Copy out the records below, swapping every "race-time" for "finish-time" and leaving everything else as it is.

::::::

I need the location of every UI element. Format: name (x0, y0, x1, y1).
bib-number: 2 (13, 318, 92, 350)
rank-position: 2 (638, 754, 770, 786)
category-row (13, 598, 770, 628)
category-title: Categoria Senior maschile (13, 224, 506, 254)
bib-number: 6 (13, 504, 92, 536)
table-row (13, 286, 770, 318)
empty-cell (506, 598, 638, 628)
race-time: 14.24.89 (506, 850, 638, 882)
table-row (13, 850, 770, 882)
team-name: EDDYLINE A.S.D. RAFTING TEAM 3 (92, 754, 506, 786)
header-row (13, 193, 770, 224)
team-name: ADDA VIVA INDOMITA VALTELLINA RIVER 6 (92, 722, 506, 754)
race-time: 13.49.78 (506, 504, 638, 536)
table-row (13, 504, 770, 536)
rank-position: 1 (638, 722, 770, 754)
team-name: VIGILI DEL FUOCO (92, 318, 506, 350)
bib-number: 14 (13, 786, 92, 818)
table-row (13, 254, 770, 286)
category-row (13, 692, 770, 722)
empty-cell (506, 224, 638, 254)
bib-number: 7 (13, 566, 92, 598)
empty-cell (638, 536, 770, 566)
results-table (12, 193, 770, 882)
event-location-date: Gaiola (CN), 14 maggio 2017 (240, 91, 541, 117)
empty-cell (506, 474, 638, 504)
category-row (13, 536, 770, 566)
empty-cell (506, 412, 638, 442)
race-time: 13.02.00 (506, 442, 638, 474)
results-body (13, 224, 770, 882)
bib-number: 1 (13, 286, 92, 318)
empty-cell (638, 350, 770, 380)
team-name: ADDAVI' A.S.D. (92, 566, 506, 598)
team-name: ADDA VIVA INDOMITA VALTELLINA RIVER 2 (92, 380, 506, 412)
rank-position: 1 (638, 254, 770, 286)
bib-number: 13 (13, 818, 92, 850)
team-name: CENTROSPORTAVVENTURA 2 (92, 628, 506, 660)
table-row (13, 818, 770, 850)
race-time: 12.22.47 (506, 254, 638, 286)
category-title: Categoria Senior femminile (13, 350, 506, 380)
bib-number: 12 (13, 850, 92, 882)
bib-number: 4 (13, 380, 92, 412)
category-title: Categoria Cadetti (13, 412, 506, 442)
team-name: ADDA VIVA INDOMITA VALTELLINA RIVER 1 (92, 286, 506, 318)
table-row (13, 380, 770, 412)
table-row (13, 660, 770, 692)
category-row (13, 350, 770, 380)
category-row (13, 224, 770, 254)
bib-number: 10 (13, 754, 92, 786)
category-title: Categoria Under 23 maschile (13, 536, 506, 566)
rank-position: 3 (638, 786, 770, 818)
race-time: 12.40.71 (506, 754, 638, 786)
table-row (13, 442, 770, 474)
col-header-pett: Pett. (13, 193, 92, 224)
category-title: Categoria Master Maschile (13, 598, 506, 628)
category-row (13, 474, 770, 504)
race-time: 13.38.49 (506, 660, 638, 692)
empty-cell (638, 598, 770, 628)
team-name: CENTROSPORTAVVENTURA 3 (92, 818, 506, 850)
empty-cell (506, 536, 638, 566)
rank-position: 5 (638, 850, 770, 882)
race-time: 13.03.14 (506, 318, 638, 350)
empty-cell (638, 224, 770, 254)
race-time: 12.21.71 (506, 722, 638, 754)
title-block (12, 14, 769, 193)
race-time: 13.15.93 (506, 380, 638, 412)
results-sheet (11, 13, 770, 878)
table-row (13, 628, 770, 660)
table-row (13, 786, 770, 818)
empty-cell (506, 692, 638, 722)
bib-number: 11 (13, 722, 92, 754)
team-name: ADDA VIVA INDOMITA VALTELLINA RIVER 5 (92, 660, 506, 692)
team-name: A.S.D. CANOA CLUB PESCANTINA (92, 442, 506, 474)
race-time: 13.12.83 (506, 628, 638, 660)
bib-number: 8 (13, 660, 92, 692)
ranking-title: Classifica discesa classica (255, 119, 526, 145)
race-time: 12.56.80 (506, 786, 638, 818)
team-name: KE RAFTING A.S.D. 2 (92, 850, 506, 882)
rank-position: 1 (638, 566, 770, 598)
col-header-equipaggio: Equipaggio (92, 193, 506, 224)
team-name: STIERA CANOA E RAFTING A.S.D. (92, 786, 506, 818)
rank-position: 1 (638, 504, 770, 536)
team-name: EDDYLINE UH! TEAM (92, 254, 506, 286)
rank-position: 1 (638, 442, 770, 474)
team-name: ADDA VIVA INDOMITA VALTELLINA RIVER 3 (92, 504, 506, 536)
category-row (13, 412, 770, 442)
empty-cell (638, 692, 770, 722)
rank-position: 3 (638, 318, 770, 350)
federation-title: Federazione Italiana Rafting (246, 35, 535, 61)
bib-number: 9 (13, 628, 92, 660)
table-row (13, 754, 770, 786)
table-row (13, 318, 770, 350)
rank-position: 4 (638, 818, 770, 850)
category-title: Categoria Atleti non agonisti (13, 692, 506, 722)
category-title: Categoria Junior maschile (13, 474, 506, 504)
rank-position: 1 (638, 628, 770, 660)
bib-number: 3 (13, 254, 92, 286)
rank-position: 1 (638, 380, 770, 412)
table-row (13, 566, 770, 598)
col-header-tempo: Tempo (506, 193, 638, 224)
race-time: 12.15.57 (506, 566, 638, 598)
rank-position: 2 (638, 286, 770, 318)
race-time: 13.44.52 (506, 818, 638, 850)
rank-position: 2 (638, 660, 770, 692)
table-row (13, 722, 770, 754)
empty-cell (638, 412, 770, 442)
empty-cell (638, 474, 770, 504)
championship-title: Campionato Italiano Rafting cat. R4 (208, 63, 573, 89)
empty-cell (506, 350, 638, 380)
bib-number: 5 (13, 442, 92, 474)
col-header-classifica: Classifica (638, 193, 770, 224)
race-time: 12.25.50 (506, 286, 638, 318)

::::::

**Solution:**
I need the location of every UI element. Format: name (x0, y0, x1, y1).
bib-number: 2 (13, 318, 92, 350)
rank-position: 2 (638, 754, 770, 786)
category-row (13, 598, 770, 628)
category-title: Categoria Senior maschile (13, 224, 506, 254)
bib-number: 6 (13, 504, 92, 536)
table-row (13, 286, 770, 318)
empty-cell (506, 598, 638, 628)
finish-time: 14.24.89 (506, 850, 638, 882)
table-row (13, 850, 770, 882)
team-name: EDDYLINE A.S.D. RAFTING TEAM 3 (92, 754, 506, 786)
header-row (13, 193, 770, 224)
team-name: ADDA VIVA INDOMITA VALTELLINA RIVER 6 (92, 722, 506, 754)
finish-time: 13.49.78 (506, 504, 638, 536)
table-row (13, 504, 770, 536)
rank-position: 1 (638, 722, 770, 754)
team-name: VIGILI DEL FUOCO (92, 318, 506, 350)
bib-number: 14 (13, 786, 92, 818)
table-row (13, 254, 770, 286)
category-row (13, 692, 770, 722)
empty-cell (506, 224, 638, 254)
bib-number: 7 (13, 566, 92, 598)
empty-cell (638, 536, 770, 566)
results-table (12, 193, 770, 882)
event-location-date: Gaiola (CN), 14 maggio 2017 (240, 91, 541, 117)
empty-cell (506, 474, 638, 504)
category-row (13, 536, 770, 566)
empty-cell (506, 412, 638, 442)
finish-time: 13.02.00 (506, 442, 638, 474)
results-body (13, 224, 770, 882)
bib-number: 1 (13, 286, 92, 318)
empty-cell (638, 350, 770, 380)
team-name: ADDAVI' A.S.D. (92, 566, 506, 598)
team-name: ADDA VIVA INDOMITA VALTELLINA RIVER 2 (92, 380, 506, 412)
rank-position: 1 (638, 254, 770, 286)
bib-number: 13 (13, 818, 92, 850)
team-name: CENTROSPORTAVVENTURA 2 (92, 628, 506, 660)
table-row (13, 818, 770, 850)
finish-time: 12.22.47 (506, 254, 638, 286)
category-title: Categoria Senior femminile (13, 350, 506, 380)
bib-number: 12 (13, 850, 92, 882)
bib-number: 4 (13, 380, 92, 412)
category-title: Categoria Cadetti (13, 412, 506, 442)
team-name: ADDA VIVA INDOMITA VALTELLINA RIVER 1 (92, 286, 506, 318)
table-row (13, 380, 770, 412)
table-row (13, 660, 770, 692)
category-row (13, 350, 770, 380)
category-row (13, 224, 770, 254)
bib-number: 10 (13, 754, 92, 786)
category-title: Categoria Under 23 maschile (13, 536, 506, 566)
rank-position: 3 (638, 786, 770, 818)
finish-time: 12.40.71 (506, 754, 638, 786)
table-row (13, 442, 770, 474)
col-header-pett: Pett. (13, 193, 92, 224)
category-title: Categoria Master Maschile (13, 598, 506, 628)
category-row (13, 474, 770, 504)
finish-time: 13.38.49 (506, 660, 638, 692)
empty-cell (638, 598, 770, 628)
team-name: CENTROSPORTAVVENTURA 3 (92, 818, 506, 850)
empty-cell (506, 536, 638, 566)
rank-position: 5 (638, 850, 770, 882)
finish-time: 13.03.14 (506, 318, 638, 350)
empty-cell (638, 224, 770, 254)
finish-time: 12.21.71 (506, 722, 638, 754)
title-block (12, 14, 769, 193)
finish-time: 13.15.93 (506, 380, 638, 412)
results-sheet (11, 13, 770, 878)
table-row (13, 628, 770, 660)
table-row (13, 786, 770, 818)
empty-cell (506, 692, 638, 722)
bib-number: 11 (13, 722, 92, 754)
team-name: ADDA VIVA INDOMITA VALTELLINA RIVER 5 (92, 660, 506, 692)
team-name: A.S.D. CANOA CLUB PESCANTINA (92, 442, 506, 474)
finish-time: 13.12.83 (506, 628, 638, 660)
bib-number: 8 (13, 660, 92, 692)
ranking-title: Classifica discesa classica (255, 119, 526, 145)
finish-time: 12.56.80 (506, 786, 638, 818)
team-name: KE RAFTING A.S.D. 2 (92, 850, 506, 882)
rank-position: 1 (638, 566, 770, 598)
col-header-equipaggio: Equipaggio (92, 193, 506, 224)
team-name: STIERA CANOA E RAFTING A.S.D. (92, 786, 506, 818)
rank-position: 1 (638, 504, 770, 536)
team-name: EDDYLINE UH! TEAM (92, 254, 506, 286)
rank-position: 1 (638, 442, 770, 474)
team-name: ADDA VIVA INDOMITA VALTELLINA RIVER 3 (92, 504, 506, 536)
category-row (13, 412, 770, 442)
empty-cell (638, 692, 770, 722)
rank-position: 3 (638, 318, 770, 350)
federation-title: Federazione Italiana Rafting (246, 35, 535, 61)
bib-number: 9 (13, 628, 92, 660)
table-row (13, 754, 770, 786)
table-row (13, 318, 770, 350)
rank-position: 4 (638, 818, 770, 850)
category-title: Categoria Atleti non agonisti (13, 692, 506, 722)
category-title: Categoria Junior maschile (13, 474, 506, 504)
rank-position: 1 (638, 628, 770, 660)
bib-number: 3 (13, 254, 92, 286)
rank-position: 1 (638, 380, 770, 412)
table-row (13, 566, 770, 598)
col-header-tempo: Tempo (506, 193, 638, 224)
finish-time: 12.15.57 (506, 566, 638, 598)
rank-position: 2 (638, 286, 770, 318)
finish-time: 13.44.52 (506, 818, 638, 850)
rank-position: 2 (638, 660, 770, 692)
table-row (13, 722, 770, 754)
empty-cell (638, 412, 770, 442)
empty-cell (638, 474, 770, 504)
championship-title: Campionato Italiano Rafting cat. R4 (208, 63, 573, 89)
empty-cell (506, 350, 638, 380)
bib-number: 5 (13, 442, 92, 474)
col-header-classifica: Classifica (638, 193, 770, 224)
finish-time: 12.25.50 (506, 286, 638, 318)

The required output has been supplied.